**Excerpt to read**
━━━━━━━━
In January, COVID-19 was declared a Class A reportable disease by the Ohio Department of Health. Class A diseases have the potential for epidemic spread, so they must be reported immediately to the local health department.
“Once we receive a positive test result, we immediately begin investigating and contact tracing,” said Health Commissioner Julianne Nesbit.
Contact tracing is a public health process to prevent or slow the spread of disease. It involves an extensive interview with the patient, led by a trained epidemiologist, public health nurse, or communicable disease investigator.
“We go back to the day the patient likely became contagious and get a list of every person he or she came in close contact with,” said Nesbit.
That list includes people living in the same household, co-workers, friends or anyone else that was in close contact with the sick person while they were contagious. Close contacts are those that have been closer than six feet for ten minutes or more.
━━━━━━━━
Stored entries:
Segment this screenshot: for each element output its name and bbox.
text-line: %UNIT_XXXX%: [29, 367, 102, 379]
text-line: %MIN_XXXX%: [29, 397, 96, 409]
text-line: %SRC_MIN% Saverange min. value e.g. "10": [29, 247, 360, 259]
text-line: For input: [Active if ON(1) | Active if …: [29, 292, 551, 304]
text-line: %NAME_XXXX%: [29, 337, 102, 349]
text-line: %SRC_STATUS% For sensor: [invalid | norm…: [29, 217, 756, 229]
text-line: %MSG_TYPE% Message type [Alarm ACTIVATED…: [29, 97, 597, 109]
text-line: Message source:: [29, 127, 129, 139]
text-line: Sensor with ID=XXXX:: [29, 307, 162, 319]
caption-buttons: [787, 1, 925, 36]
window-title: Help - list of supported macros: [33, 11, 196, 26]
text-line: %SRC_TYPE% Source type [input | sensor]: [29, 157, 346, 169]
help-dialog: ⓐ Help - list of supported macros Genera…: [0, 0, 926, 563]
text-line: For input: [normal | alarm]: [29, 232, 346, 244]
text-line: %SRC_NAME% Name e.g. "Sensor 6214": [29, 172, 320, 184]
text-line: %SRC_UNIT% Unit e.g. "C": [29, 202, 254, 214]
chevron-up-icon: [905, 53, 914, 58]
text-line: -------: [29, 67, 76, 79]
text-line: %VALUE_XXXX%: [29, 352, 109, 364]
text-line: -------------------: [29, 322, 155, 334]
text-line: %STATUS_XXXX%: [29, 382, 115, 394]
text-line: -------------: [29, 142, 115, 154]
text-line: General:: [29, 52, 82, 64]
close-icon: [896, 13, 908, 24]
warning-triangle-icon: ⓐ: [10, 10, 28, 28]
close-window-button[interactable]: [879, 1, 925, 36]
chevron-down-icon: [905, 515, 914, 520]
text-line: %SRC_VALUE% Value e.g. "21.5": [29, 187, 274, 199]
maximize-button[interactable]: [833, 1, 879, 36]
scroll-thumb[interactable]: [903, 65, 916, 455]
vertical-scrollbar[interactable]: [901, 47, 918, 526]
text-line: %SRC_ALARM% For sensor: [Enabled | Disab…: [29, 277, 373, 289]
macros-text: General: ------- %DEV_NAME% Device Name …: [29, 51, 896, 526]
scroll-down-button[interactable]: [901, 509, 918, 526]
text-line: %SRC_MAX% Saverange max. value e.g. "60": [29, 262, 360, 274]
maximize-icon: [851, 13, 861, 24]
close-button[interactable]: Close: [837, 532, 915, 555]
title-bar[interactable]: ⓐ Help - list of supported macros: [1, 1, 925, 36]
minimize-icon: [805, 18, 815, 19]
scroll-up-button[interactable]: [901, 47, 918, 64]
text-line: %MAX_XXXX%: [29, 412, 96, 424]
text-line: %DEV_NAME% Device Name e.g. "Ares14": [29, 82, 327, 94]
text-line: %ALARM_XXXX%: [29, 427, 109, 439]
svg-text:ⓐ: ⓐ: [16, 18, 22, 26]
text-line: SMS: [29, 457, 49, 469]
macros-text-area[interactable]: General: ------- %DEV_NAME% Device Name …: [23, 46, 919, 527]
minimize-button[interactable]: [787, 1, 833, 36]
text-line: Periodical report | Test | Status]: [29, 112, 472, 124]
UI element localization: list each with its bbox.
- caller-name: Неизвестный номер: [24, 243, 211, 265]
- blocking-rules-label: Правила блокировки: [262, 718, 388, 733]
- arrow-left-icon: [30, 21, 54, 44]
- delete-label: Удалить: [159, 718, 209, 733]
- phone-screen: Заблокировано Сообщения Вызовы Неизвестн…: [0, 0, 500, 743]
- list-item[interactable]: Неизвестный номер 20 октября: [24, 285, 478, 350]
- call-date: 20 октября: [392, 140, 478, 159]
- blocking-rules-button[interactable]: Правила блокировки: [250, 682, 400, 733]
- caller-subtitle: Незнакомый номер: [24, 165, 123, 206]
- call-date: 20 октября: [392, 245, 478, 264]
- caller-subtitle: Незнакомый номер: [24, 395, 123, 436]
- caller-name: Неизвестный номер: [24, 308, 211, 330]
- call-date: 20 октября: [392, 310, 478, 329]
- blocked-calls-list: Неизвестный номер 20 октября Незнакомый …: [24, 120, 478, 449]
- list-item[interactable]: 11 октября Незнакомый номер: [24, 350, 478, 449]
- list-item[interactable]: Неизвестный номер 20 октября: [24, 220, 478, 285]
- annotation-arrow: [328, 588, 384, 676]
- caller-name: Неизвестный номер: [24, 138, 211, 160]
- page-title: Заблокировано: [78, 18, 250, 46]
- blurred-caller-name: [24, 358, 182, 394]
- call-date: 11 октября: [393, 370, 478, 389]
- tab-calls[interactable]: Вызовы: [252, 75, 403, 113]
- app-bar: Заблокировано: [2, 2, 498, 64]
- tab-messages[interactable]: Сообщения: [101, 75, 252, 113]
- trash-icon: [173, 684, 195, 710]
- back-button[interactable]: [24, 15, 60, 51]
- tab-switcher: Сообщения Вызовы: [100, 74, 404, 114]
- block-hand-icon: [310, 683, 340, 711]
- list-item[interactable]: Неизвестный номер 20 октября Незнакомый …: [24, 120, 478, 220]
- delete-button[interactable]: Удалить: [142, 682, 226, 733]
━━━━━━━━
**Problem set**
a. According to the excerpt on COVID-19 contact tracing, what counts as a close contact?
b. Pick up the excerpt on COVID-19 contact tracing after its final sentence and extend it by a few paragraphs.

**Results**
a. Someone who has been closer than six feet for ten minutes or more.

b.
Once public health staff has all the contacts then they call every person on that list and see if they have symptoms and ask them to quarantine for 14 days.
Public Health staff maintain contact with patients with COVID-19 until they have met the criteria to come out of isolation.
“While we’re responding to each new COVID-19 case, we don’t stop investigating and following up with all other diseases that get reported to us,” said Nesbit.
In 2019, CCPH investigated more than 1,600 cases of communicable diseases. Some of those include influenza A, meningitis, hepatitis, chlamydia or any one of nearly 90 other reportable diseases.
Since class A diseases are required to be reported immediately, the CCPH communicable disease team receives phone calls at all hours of the day and on weekends.
“We always have a nurse on call 24/7, but with COVID19 we are getting a lot more phone calls at all hours,” said Nesbit.
The first positive case of COVID-19 in Clermont County was on March 20, but health departments were receiving calls before that.
Because this is a new virus, the Ohio Department of Health initially required all health departments to do contact tracing on patients that were under investigation for COVID-19 before a positive test was received. If a patient had the symptoms, and their physician thought it could be COVID-19 then the health department would do contact tracing. If the test came back negative, they could stop the tracing.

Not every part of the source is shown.